Exercise inputs —
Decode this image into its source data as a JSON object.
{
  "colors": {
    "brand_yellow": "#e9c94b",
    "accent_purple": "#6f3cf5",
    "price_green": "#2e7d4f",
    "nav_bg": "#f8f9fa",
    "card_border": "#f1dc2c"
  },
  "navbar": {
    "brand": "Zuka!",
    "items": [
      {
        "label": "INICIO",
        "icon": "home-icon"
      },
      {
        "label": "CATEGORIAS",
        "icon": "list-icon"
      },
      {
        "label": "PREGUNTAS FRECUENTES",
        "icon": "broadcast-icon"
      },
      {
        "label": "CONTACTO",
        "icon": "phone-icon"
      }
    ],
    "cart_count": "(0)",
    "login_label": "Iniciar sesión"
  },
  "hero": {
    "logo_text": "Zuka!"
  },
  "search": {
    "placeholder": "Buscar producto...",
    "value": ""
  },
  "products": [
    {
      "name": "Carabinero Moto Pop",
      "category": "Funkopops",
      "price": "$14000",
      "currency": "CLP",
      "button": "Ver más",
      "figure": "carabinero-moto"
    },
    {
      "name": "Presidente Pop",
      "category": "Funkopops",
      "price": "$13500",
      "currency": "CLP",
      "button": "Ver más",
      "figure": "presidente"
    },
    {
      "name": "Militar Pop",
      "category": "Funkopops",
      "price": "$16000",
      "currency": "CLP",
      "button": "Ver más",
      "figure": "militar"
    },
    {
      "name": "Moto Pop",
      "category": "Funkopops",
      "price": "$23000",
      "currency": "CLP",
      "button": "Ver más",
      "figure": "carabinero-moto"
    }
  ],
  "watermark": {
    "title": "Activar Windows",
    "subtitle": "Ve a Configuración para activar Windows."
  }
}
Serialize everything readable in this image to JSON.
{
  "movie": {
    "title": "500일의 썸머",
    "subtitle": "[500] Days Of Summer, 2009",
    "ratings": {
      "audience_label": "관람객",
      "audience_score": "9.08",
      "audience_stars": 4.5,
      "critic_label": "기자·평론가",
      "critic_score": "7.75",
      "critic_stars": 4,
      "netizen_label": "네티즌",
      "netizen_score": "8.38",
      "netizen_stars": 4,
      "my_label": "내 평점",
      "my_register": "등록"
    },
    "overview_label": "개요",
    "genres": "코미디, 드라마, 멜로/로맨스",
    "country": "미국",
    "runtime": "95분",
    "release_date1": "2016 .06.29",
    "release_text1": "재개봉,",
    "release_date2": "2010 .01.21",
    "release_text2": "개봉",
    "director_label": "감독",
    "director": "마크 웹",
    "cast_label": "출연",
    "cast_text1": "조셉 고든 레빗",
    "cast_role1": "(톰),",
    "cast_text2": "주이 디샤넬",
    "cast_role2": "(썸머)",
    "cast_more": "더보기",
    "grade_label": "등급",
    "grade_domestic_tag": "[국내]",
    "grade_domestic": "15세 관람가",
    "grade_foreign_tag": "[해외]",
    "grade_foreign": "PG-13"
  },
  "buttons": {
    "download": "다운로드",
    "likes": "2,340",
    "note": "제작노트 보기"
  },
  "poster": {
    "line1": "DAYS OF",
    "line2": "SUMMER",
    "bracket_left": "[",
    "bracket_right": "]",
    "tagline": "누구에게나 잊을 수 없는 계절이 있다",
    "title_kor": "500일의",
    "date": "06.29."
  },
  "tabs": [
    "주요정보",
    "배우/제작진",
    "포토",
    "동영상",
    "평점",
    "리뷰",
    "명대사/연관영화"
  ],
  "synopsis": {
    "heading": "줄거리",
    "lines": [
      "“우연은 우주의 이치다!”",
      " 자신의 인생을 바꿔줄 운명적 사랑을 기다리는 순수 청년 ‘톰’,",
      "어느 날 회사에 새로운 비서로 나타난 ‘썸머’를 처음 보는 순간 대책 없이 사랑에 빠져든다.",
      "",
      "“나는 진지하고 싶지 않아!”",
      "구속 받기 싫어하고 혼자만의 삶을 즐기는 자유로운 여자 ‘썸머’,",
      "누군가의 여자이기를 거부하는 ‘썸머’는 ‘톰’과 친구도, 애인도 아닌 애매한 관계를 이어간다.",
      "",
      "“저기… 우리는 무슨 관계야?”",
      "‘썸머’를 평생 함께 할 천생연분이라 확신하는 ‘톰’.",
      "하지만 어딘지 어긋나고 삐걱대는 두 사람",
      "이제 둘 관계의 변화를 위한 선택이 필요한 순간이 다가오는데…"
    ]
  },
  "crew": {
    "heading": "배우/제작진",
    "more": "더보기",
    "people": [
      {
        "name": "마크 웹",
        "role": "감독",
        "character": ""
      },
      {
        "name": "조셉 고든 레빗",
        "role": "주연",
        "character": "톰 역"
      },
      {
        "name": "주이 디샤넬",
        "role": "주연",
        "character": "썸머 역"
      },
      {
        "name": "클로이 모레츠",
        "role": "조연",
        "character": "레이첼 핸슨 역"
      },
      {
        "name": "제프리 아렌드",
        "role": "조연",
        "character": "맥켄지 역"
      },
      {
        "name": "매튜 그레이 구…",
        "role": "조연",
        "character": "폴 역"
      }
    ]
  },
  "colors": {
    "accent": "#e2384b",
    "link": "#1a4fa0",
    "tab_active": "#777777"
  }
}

Direction —
Each line of the listing above should be output exactly.

Output below —
Decode this image into its source data as a JSON object.
{
  "colors": {
    "brand_yellow": "#e9c94b",
    "accent_purple": "#6f3cf5",
    "price_green": "#2e7d4f",
    "nav_bg": "#f8f9fa",
    "card_border": "#f1dc2c"
  },
  "navbar": {
    "brand": "Zuka!",
    "items": [
      {
        "label": "INICIO",
        "icon": "home-icon"
      },
      {
        "label": "CATEGORIAS",
        "icon": "list-icon"
      },
      {
        "label": "PREGUNTAS FRECUENTES",
        "icon": "broadcast-icon"
      },
      {
        "label": "CONTACTO",
        "icon": "phone-icon"
      }
    ],
    "cart_count": "(0)",
    "login_label": "Iniciar sesión"
  },
  "hero": {
    "logo_text": "Zuka!"
  },
  "search": {
    "placeholder": "Buscar producto...",
    "value": ""
  },
  "products": [
    {
      "name": "Carabinero Moto Pop",
      "category": "Funkopops",
      "price": "$14000",
      "currency": "CLP",
      "button": "Ver más",
      "figure": "carabinero-moto"
    },
    {
      "name": "Presidente Pop",
      "category": "Funkopops",
      "price": "$13500",
      "currency": "CLP",
      "button": "Ver más",
      "figure": "presidente"
    },
    {
      "name": "Militar Pop",
      "category": "Funkopops",
      "price": "$16000",
      "currency": "CLP",
      "button": "Ver más",
      "figure": "militar"
    },
    {
      "name": "Moto Pop",
      "category": "Funkopops",
      "price": "$23000",
      "currency": "CLP",
      "button": "Ver más",
      "figure": "carabinero-moto"
    }
  ],
  "watermark": {
    "title": "Activar Windows",
    "subtitle": "Ve a Configuración para activar Windows."
  }
}
Serialize everything readable in this image to JSON.
{
  "movie": {
    "title": "500일의 썸머",
    "subtitle": "[500] Days Of Summer, 2009",
    "ratings": {
      "audience_label": "관람객",
      "audience_score": "9.08",
      "audience_stars": 4.5,
      "critic_label": "기자·평론가",
      "critic_score": "7.75",
      "critic_stars": 4,
      "netizen_label": "네티즌",
      "netizen_score": "8.38",
      "netizen_stars": 4,
      "my_label": "내 평점",
      "my_register": "등록"
    },
    "overview_label": "개요",
    "genres": "코미디, 드라마, 멜로/로맨스",
    "country": "미국",
    "runtime": "95분",
    "release_date1": "2016 .06.29",
    "release_text1": "재개봉,",
    "release_date2": "2010 .01.21",
    "release_text2": "개봉",
    "director_label": "감독",
    "director": "마크 웹",
    "cast_label": "출연",
    "cast_text1": "조셉 고든 레빗",
    "cast_role1": "(톰),",
    "cast_text2": "주이 디샤넬",
    "cast_role2": "(썸머)",
    "cast_more": "더보기",
    "grade_label": "등급",
    "grade_domestic_tag": "[국내]",
    "grade_domestic": "15세 관람가",
    "grade_foreign_tag": "[해외]",
    "grade_foreign": "PG-13"
  },
  "buttons": {
    "download": "다운로드",
    "likes": "2,340",
    "note": "제작노트 보기"
  },
  "poster": {
    "line1": "DAYS OF",
    "line2": "SUMMER",
    "bracket_left": "[",
    "bracket_right": "]",
    "tagline": "누구에게나 잊을 수 없는 계절이 있다",
    "title_kor": "500일의",
    "date": "06.29."
  },
  "tabs": [
    "주요정보",
    "배우/제작진",
    "포토",
    "동영상",
    "평점",
    "리뷰",
    "명대사/연관영화"
  ],
  "synopsis": {
    "heading": "줄거리",
    "lines": [
      "“우연은 우주의 이치다!”",
      " 자신의 인생을 바꿔줄 운명적 사랑을 기다리는 순수 청년 ‘톰’,",
      "어느 날 회사에 새로운 비서로 나타난 ‘썸머’를 처음 보는 순간 대책 없이 사랑에 빠져든다.",
      "",
      "“나는 진지하고 싶지 않아!”",
      "구속 받기 싫어하고 혼자만의 삶을 즐기는 자유로운 여자 ‘썸머’,",
      "누군가의 여자이기를 거부하는 ‘썸머’는 ‘톰’과 친구도, 애인도 아닌 애매한 관계를 이어간다.",
      "",
      "“저기… 우리는 무슨 관계야?”",
      "‘썸머’를 평생 함께 할 천생연분이라 확신하는 ‘톰’.",
      "하지만 어딘지 어긋나고 삐걱대는 두 사람",
      "이제 둘 관계의 변화를 위한 선택이 필요한 순간이 다가오는데…"
    ]
  },
  "crew": {
    "heading": "배우/제작진",
    "more": "더보기",
    "people": [
      {
        "name": "마크 웹",
        "role": "감독",
        "character": ""
      },
      {
        "name": "조셉 고든 레빗",
        "role": "주연",
        "character": "톰 역"
      },
      {
        "name": "주이 디샤넬",
        "role": "주연",
        "character": "썸머 역"
      },
      {
        "name": "클로이 모레츠",
        "role": "조연",
        "character": "레이첼 핸슨 역"
      },
      {
        "name": "제프리 아렌드",
        "role": "조연",
        "character": "맥켄지 역"
      },
      {
        "name": "매튜 그레이 구…",
        "role": "조연",
        "character": "폴 역"
      }
    ]
  },
  "colors": {
    "accent": "#e2384b",
    "link": "#1a4fa0",
    "tab_active": "#777777"
  }
}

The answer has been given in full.